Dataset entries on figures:
+===+
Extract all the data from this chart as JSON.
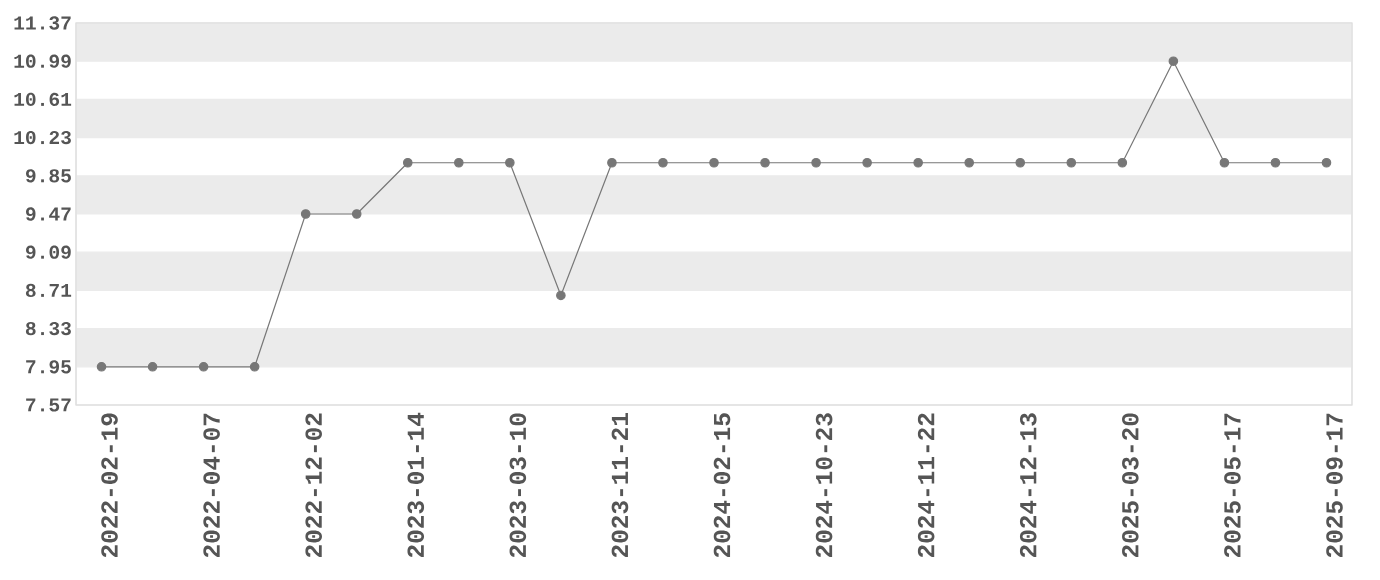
{
  "chart_data": {
    "type": "line",
    "categories": [
      "2022-02-19",
      null,
      "2022-04-07",
      null,
      "2022-12-02",
      null,
      "2023-01-14",
      null,
      "2023-03-10",
      null,
      "2023-11-21",
      null,
      "2024-02-15",
      null,
      "2024-10-23",
      null,
      "2024-11-22",
      null,
      "2024-12-13",
      null,
      "2025-03-20",
      null,
      "2025-05-17",
      null,
      "2025-09-17"
    ],
    "values": [
      7.95,
      7.95,
      7.95,
      7.95,
      9.47,
      9.47,
      9.98,
      9.98,
      9.98,
      8.66,
      9.98,
      9.98,
      9.98,
      9.98,
      9.98,
      9.98,
      9.98,
      9.98,
      9.98,
      9.98,
      9.98,
      10.99,
      9.98,
      9.98,
      9.98
    ],
    "color": "#777777",
    "ylim": [
      7.57,
      11.37
    ],
    "yticks": [
      7.57,
      7.95,
      8.33,
      8.71,
      9.09,
      9.47,
      9.85,
      10.23,
      10.61,
      10.99,
      11.37
    ],
    "grid": "y",
    "marker": "circle",
    "line_style": "solid"
  }
}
+===+
-- Direction --
Pictures stay out; repeat all the rest of the records exactly.

-- Result below --
Extract all the data from this chart as JSON.
{
  "chart_data": {
    "type": "line",
    "categories": [
      "2022-02-19",
      null,
      "2022-04-07",
      null,
      "2022-12-02",
      null,
      "2023-01-14",
      null,
      "2023-03-10",
      null,
      "2023-11-21",
      null,
      "2024-02-15",
      null,
      "2024-10-23",
      null,
      "2024-11-22",
      null,
      "2024-12-13",
      null,
      "2025-03-20",
      null,
      "2025-05-17",
      null,
      "2025-09-17"
    ],
    "values": [
      7.95,
      7.95,
      7.95,
      7.95,
      9.47,
      9.47,
      9.98,
      9.98,
      9.98,
      8.66,
      9.98,
      9.98,
      9.98,
      9.98,
      9.98,
      9.98,
      9.98,
      9.98,
      9.98,
      9.98,
      9.98,
      10.99,
      9.98,
      9.98,
      9.98
    ],
    "color": "#777777",
    "ylim": [
      7.57,
      11.37
    ],
    "yticks": [
      7.57,
      7.95,
      8.33,
      8.71,
      9.09,
      9.47,
      9.85,
      10.23,
      10.61,
      10.99,
      11.37
    ],
    "grid": "y",
    "marker": "circle",
    "line_style": "solid"
  }
}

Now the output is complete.